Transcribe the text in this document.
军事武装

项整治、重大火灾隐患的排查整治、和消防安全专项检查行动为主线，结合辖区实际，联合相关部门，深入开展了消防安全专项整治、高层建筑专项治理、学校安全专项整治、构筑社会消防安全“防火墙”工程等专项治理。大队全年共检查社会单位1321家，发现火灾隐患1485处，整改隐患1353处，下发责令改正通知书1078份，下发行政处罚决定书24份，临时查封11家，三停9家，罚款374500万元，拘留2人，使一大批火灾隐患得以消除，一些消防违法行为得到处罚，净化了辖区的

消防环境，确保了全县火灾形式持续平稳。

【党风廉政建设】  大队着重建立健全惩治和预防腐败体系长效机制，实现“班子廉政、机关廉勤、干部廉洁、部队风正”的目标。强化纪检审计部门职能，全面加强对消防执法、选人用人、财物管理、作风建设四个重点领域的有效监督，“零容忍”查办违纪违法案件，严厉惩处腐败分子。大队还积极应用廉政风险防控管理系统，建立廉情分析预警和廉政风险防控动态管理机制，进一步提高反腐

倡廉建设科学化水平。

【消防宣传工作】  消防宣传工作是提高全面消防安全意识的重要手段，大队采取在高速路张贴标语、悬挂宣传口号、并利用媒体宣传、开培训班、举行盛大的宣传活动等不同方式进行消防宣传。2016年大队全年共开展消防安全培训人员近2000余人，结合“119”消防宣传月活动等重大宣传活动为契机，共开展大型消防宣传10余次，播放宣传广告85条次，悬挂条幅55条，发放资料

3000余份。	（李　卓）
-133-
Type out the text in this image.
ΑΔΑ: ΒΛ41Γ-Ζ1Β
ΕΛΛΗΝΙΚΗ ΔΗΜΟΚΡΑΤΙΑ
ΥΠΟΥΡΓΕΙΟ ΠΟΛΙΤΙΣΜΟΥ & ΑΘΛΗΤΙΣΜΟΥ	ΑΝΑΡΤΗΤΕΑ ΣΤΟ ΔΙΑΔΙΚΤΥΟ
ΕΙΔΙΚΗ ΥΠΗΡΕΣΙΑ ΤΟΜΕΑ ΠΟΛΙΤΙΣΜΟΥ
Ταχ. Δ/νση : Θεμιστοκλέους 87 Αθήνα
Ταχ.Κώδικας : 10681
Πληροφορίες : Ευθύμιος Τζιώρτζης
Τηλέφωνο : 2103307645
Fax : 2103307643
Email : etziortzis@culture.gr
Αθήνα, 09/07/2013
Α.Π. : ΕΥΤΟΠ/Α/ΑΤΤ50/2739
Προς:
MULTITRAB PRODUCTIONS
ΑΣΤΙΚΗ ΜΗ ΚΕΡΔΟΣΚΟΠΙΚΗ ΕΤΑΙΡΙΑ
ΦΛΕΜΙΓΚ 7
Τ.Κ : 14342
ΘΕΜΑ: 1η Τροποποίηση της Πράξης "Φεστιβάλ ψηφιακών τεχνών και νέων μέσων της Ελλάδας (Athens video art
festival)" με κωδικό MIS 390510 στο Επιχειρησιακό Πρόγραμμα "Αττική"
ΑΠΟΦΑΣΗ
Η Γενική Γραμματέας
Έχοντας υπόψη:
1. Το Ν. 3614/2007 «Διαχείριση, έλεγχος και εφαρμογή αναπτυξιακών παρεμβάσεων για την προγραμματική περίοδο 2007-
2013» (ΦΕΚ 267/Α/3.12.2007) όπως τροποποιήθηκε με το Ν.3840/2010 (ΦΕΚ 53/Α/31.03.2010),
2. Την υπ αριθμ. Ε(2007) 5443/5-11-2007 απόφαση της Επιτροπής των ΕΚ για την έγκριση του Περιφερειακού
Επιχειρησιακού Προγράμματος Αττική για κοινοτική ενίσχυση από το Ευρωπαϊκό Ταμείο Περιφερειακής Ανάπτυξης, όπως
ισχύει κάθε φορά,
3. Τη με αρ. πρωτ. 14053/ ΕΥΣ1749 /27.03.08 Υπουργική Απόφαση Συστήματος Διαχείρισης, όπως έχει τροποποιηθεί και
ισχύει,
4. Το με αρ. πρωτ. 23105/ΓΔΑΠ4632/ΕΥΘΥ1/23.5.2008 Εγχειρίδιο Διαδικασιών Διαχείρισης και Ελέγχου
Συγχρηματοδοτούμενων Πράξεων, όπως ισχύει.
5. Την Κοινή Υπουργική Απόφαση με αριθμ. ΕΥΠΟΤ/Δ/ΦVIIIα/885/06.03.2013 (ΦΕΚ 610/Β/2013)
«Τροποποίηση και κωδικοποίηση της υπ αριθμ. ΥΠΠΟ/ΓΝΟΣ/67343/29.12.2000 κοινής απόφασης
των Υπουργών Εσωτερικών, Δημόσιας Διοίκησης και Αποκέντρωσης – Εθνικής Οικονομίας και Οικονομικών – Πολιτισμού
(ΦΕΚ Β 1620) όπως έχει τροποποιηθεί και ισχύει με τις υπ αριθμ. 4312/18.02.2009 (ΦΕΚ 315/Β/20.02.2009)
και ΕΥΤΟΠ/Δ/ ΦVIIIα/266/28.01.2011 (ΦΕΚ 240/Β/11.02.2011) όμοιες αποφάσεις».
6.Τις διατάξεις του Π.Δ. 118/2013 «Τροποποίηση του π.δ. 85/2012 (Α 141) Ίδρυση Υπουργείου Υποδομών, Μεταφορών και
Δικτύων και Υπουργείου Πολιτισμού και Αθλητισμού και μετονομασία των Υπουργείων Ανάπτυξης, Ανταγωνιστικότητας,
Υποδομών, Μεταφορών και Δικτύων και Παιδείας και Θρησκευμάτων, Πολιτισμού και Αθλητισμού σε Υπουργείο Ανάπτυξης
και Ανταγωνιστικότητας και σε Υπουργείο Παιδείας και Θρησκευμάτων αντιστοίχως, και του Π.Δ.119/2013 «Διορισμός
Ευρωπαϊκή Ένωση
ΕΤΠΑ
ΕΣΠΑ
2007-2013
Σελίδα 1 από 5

What you have to do: Copy down the whole of the data above, matching it exactly.

Problem solution:
Transcribe the text in this document.
军事武装

项整治、重大火灾隐患的排查整治、和消防安全专项检查行动为主线，结合辖区实际，联合相关部门，深入开展了消防安全专项整治、高层建筑专项治理、学校安全专项整治、构筑社会消防安全“防火墙”工程等专项治理。大队全年共检查社会单位1321家，发现火灾隐患1485处，整改隐患1353处，下发责令改正通知书1078份，下发行政处罚决定书24份，临时查封11家，三停9家，罚款374500万元，拘留2人，使一大批火灾隐患得以消除，一些消防违法行为得到处罚，净化了辖区的

消防环境，确保了全县火灾形式持续平稳。

【党风廉政建设】  大队着重建立健全惩治和预防腐败体系长效机制，实现“班子廉政、机关廉勤、干部廉洁、部队风正”的目标。强化纪检审计部门职能，全面加强对消防执法、选人用人、财物管理、作风建设四个重点领域的有效监督，“零容忍”查办违纪违法案件，严厉惩处腐败分子。大队还积极应用廉政风险防控管理系统，建立廉情分析预警和廉政风险防控动态管理机制，进一步提高反腐

倡廉建设科学化水平。

【消防宣传工作】  消防宣传工作是提高全面消防安全意识的重要手段，大队采取在高速路张贴标语、悬挂宣传口号、并利用媒体宣传、开培训班、举行盛大的宣传活动等不同方式进行消防宣传。2016年大队全年共开展消防安全培训人员近2000余人，结合“119”消防宣传月活动等重大宣传活动为契机，共开展大型消防宣传10余次，播放宣传广告85条次，悬挂条幅55条，发放资料

3000余份。	（李　卓）
-133-
Type out the text in this image.
ΑΔΑ: ΒΛ41Γ-Ζ1Β
ΕΛΛΗΝΙΚΗ ΔΗΜΟΚΡΑΤΙΑ
ΥΠΟΥΡΓΕΙΟ ΠΟΛΙΤΙΣΜΟΥ & ΑΘΛΗΤΙΣΜΟΥ	ΑΝΑΡΤΗΤΕΑ ΣΤΟ ΔΙΑΔΙΚΤΥΟ
ΕΙΔΙΚΗ ΥΠΗΡΕΣΙΑ ΤΟΜΕΑ ΠΟΛΙΤΙΣΜΟΥ
Ταχ. Δ/νση : Θεμιστοκλέους 87 Αθήνα
Ταχ.Κώδικας : 10681
Πληροφορίες : Ευθύμιος Τζιώρτζης
Τηλέφωνο : 2103307645
Fax : 2103307643
Email : etziortzis@culture.gr
Αθήνα, 09/07/2013
Α.Π. : ΕΥΤΟΠ/Α/ΑΤΤ50/2739
Προς:
MULTITRAB PRODUCTIONS
ΑΣΤΙΚΗ ΜΗ ΚΕΡΔΟΣΚΟΠΙΚΗ ΕΤΑΙΡΙΑ
ΦΛΕΜΙΓΚ 7
Τ.Κ : 14342
ΘΕΜΑ: 1η Τροποποίηση της Πράξης "Φεστιβάλ ψηφιακών τεχνών και νέων μέσων της Ελλάδας (Athens video art
festival)" με κωδικό MIS 390510 στο Επιχειρησιακό Πρόγραμμα "Αττική"
ΑΠΟΦΑΣΗ
Η Γενική Γραμματέας
Έχοντας υπόψη:
1. Το Ν. 3614/2007 «Διαχείριση, έλεγχος και εφαρμογή αναπτυξιακών παρεμβάσεων για την προγραμματική περίοδο 2007-
2013» (ΦΕΚ 267/Α/3.12.2007) όπως τροποποιήθηκε με το Ν.3840/2010 (ΦΕΚ 53/Α/31.03.2010),
2. Την υπ αριθμ. Ε(2007) 5443/5-11-2007 απόφαση της Επιτροπής των ΕΚ για την έγκριση του Περιφερειακού
Επιχειρησιακού Προγράμματος Αττική για κοινοτική ενίσχυση από το Ευρωπαϊκό Ταμείο Περιφερειακής Ανάπτυξης, όπως
ισχύει κάθε φορά,
3. Τη με αρ. πρωτ. 14053/ ΕΥΣ1749 /27.03.08 Υπουργική Απόφαση Συστήματος Διαχείρισης, όπως έχει τροποποιηθεί και
ισχύει,
4. Το με αρ. πρωτ. 23105/ΓΔΑΠ4632/ΕΥΘΥ1/23.5.2008 Εγχειρίδιο Διαδικασιών Διαχείρισης και Ελέγχου
Συγχρηματοδοτούμενων Πράξεων, όπως ισχύει.
5. Την Κοινή Υπουργική Απόφαση με αριθμ. ΕΥΠΟΤ/Δ/ΦVIIIα/885/06.03.2013 (ΦΕΚ 610/Β/2013)
«Τροποποίηση και κωδικοποίηση της υπ αριθμ. ΥΠΠΟ/ΓΝΟΣ/67343/29.12.2000 κοινής απόφασης
των Υπουργών Εσωτερικών, Δημόσιας Διοίκησης και Αποκέντρωσης – Εθνικής Οικονομίας και Οικονομικών – Πολιτισμού
(ΦΕΚ Β 1620) όπως έχει τροποποιηθεί και ισχύει με τις υπ αριθμ. 4312/18.02.2009 (ΦΕΚ 315/Β/20.02.2009)
και ΕΥΤΟΠ/Δ/ ΦVIIIα/266/28.01.2011 (ΦΕΚ 240/Β/11.02.2011) όμοιες αποφάσεις».
6.Τις διατάξεις του Π.Δ. 118/2013 «Τροποποίηση του π.δ. 85/2012 (Α 141) Ίδρυση Υπουργείου Υποδομών, Μεταφορών και
Δικτύων και Υπουργείου Πολιτισμού και Αθλητισμού και μετονομασία των Υπουργείων Ανάπτυξης, Ανταγωνιστικότητας,
Υποδομών, Μεταφορών και Δικτύων και Παιδείας και Θρησκευμάτων, Πολιτισμού και Αθλητισμού σε Υπουργείο Ανάπτυξης
και Ανταγωνιστικότητας και σε Υπουργείο Παιδείας και Θρησκευμάτων αντιστοίχως, και του Π.Δ.119/2013 «Διορισμός
Ευρωπαϊκή Ένωση
ΕΤΠΑ
ΕΣΠΑ
2007-2013
Σελίδα 1 από 5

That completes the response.